> **Your goal**: Records follow. Select each line holding "xlabel".
----------------
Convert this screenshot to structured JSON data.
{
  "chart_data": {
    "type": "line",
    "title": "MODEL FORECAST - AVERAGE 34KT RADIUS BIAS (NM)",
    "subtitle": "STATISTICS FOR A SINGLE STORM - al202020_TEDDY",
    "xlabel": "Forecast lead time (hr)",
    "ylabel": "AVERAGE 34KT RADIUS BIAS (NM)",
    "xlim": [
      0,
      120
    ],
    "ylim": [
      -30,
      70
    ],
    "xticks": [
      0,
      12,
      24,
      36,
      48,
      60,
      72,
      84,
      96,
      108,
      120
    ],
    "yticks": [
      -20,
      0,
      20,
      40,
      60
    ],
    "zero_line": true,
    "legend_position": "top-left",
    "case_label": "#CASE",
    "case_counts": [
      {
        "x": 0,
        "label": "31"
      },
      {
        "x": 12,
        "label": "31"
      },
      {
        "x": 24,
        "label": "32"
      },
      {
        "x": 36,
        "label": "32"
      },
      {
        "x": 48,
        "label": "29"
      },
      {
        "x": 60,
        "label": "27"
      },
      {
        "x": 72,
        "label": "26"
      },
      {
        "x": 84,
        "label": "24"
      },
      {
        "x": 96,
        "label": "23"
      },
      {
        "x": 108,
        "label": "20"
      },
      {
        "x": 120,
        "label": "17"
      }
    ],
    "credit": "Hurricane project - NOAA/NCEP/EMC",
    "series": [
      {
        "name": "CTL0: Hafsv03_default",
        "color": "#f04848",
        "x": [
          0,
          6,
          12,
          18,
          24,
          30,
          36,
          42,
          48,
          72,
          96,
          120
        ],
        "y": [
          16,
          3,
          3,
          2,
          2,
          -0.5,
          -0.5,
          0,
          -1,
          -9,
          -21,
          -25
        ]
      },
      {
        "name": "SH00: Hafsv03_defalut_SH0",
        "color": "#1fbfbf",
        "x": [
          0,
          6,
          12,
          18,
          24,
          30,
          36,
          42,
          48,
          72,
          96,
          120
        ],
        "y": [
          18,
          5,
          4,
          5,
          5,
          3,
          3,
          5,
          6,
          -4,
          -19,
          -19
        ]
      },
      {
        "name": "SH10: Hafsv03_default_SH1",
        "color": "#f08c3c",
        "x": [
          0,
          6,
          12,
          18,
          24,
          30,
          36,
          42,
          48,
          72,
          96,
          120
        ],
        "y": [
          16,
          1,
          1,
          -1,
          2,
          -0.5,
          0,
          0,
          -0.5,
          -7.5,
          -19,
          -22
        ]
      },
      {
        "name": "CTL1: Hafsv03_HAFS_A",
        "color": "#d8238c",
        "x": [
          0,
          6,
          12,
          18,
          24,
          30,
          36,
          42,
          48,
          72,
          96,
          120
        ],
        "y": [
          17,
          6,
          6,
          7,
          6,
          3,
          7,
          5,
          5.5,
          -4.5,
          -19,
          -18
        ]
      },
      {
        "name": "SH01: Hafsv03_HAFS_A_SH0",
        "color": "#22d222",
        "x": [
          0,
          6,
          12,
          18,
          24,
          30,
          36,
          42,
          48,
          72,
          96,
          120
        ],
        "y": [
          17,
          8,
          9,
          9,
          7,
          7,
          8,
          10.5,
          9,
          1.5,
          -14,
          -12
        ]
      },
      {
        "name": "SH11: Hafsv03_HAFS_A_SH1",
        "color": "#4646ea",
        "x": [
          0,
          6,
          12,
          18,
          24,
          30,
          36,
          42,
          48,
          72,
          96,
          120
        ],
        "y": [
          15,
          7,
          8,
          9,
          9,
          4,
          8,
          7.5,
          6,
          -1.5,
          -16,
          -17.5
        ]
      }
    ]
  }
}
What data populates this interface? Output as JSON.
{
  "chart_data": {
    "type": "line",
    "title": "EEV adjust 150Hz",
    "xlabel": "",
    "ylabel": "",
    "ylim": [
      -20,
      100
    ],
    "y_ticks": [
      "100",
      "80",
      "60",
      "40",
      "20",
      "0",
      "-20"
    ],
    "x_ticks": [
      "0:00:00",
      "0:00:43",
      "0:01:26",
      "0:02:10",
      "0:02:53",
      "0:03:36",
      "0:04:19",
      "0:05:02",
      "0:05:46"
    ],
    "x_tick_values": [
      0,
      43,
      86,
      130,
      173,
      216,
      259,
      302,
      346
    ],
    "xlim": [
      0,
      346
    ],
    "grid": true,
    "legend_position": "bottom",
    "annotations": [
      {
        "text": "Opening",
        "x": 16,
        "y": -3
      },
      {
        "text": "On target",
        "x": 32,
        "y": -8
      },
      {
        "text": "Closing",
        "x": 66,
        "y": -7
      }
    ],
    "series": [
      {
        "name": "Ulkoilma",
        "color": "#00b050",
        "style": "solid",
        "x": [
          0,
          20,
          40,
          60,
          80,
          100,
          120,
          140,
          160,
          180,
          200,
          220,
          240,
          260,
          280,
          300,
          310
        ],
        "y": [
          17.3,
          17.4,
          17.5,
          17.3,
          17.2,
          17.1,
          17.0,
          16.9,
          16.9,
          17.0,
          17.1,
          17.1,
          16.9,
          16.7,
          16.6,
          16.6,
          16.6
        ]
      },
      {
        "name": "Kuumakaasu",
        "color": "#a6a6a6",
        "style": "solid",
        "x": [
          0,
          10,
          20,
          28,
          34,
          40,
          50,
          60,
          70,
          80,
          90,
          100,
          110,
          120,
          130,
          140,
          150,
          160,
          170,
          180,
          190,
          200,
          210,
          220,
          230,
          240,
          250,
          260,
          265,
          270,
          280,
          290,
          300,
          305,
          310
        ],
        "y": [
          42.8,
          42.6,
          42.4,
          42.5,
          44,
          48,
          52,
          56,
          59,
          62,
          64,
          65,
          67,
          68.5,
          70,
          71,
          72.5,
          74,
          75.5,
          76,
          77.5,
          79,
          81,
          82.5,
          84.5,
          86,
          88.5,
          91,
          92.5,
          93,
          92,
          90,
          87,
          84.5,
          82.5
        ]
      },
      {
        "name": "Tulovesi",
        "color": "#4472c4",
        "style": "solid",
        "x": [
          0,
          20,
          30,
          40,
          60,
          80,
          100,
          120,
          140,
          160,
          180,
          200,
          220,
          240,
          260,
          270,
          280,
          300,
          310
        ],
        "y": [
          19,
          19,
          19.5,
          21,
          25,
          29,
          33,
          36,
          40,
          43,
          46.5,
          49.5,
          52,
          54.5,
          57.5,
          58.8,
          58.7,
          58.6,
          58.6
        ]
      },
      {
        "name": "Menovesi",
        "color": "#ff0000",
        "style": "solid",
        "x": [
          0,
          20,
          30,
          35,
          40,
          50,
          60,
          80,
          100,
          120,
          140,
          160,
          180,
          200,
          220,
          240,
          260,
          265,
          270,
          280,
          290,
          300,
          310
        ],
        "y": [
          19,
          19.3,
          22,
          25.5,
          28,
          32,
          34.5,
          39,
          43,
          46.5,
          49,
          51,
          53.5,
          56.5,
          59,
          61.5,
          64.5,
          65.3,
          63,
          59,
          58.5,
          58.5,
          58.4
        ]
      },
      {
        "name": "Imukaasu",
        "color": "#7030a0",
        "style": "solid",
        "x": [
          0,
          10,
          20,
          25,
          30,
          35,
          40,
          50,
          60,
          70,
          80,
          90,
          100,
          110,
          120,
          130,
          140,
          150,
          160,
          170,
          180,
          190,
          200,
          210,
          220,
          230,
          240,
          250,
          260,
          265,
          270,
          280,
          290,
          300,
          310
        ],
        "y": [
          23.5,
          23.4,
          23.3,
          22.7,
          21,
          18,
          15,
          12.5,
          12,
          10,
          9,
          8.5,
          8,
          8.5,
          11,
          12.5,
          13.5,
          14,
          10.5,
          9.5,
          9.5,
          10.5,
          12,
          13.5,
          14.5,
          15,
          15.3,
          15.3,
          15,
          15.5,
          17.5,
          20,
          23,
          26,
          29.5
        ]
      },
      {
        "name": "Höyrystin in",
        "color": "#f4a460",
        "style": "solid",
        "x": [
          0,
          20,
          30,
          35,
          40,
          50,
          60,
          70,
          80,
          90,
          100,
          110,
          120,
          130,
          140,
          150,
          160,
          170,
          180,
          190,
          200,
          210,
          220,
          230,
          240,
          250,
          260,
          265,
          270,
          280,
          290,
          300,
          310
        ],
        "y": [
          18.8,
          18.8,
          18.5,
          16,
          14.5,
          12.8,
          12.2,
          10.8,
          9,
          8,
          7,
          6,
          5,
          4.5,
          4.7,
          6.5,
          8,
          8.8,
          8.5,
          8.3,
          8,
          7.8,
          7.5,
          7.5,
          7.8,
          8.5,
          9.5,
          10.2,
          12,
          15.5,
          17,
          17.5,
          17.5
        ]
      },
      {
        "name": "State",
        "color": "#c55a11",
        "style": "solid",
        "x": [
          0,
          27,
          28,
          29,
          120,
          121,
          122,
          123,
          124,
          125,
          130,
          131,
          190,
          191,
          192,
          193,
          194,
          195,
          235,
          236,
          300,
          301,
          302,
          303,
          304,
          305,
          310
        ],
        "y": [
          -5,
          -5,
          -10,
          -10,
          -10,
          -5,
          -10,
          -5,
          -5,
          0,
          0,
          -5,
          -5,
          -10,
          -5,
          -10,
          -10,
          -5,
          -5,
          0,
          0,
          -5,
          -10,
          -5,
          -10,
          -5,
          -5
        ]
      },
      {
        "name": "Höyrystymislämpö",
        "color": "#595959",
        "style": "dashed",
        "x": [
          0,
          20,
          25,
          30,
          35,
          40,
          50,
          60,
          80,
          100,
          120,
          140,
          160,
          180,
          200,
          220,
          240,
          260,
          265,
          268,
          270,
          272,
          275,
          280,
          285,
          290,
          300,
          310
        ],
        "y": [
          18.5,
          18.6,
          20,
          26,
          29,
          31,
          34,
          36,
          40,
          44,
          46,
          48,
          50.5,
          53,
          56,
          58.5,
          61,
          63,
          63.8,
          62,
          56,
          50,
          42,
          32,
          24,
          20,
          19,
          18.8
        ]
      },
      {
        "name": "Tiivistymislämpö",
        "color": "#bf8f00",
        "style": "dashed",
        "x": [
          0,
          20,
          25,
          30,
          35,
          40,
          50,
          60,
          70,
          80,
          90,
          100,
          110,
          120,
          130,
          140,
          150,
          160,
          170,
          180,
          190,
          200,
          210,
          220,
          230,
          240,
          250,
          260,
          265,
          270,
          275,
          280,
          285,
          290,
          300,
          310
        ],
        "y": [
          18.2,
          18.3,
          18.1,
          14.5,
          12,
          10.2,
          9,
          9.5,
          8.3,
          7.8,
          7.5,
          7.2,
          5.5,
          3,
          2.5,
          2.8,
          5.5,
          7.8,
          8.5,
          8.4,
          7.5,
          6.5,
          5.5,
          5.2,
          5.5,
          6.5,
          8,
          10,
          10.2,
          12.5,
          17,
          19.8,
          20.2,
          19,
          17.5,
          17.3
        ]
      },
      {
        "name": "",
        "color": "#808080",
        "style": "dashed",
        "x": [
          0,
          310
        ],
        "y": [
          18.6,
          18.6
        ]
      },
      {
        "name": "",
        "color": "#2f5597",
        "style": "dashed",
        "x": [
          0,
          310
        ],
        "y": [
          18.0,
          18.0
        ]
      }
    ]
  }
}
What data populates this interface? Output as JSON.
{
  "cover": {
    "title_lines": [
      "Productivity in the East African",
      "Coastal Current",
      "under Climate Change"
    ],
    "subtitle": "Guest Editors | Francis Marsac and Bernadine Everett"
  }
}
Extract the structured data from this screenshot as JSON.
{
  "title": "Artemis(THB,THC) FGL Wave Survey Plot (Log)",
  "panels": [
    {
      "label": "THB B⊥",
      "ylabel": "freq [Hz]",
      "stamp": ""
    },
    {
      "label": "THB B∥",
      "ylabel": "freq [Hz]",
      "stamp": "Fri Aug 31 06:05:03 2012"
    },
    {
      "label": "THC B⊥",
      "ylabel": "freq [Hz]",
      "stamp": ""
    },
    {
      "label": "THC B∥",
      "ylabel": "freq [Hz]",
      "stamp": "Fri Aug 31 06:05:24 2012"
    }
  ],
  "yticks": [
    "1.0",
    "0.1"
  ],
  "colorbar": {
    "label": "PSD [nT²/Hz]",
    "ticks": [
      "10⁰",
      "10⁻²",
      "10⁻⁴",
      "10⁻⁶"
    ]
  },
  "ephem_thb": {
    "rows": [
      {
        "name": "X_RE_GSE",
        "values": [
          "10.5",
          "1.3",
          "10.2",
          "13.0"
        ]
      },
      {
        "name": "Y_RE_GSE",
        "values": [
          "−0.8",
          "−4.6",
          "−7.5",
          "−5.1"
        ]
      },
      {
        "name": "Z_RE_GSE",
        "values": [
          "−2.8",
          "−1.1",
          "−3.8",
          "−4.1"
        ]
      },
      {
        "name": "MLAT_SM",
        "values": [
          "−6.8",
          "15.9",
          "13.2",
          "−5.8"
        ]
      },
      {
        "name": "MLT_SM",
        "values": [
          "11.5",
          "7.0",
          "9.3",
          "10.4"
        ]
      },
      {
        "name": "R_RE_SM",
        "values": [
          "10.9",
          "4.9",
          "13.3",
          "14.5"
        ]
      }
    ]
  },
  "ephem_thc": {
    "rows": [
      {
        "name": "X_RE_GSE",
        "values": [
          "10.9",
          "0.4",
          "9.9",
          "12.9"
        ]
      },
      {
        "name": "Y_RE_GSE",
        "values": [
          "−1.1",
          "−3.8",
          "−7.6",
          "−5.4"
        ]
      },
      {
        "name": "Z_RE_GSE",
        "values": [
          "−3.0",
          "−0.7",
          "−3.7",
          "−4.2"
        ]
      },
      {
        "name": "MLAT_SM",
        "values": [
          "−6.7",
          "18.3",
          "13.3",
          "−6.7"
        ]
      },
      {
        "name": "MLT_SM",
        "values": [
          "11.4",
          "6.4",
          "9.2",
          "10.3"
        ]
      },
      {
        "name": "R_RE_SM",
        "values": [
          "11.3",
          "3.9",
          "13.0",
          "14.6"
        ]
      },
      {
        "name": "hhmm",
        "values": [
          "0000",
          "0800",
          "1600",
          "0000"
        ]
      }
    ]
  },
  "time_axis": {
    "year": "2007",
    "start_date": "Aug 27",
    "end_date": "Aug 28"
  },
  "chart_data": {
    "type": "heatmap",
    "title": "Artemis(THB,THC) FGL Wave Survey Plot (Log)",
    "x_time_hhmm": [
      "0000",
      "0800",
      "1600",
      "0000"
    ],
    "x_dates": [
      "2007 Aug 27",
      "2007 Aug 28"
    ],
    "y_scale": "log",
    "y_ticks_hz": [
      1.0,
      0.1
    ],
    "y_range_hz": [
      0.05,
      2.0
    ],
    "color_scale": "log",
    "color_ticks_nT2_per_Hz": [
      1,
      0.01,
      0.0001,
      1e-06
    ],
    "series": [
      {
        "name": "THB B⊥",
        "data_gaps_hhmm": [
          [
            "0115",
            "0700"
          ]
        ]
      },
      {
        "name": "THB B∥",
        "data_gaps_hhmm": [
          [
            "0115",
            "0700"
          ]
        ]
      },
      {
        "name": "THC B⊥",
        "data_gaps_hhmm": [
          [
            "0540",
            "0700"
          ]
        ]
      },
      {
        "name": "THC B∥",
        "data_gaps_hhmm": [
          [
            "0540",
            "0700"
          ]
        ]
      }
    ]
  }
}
----------------
> **Response to this exercise**:
    "xlabel": "Forecast lead time (hr)",
    "xlabel": "",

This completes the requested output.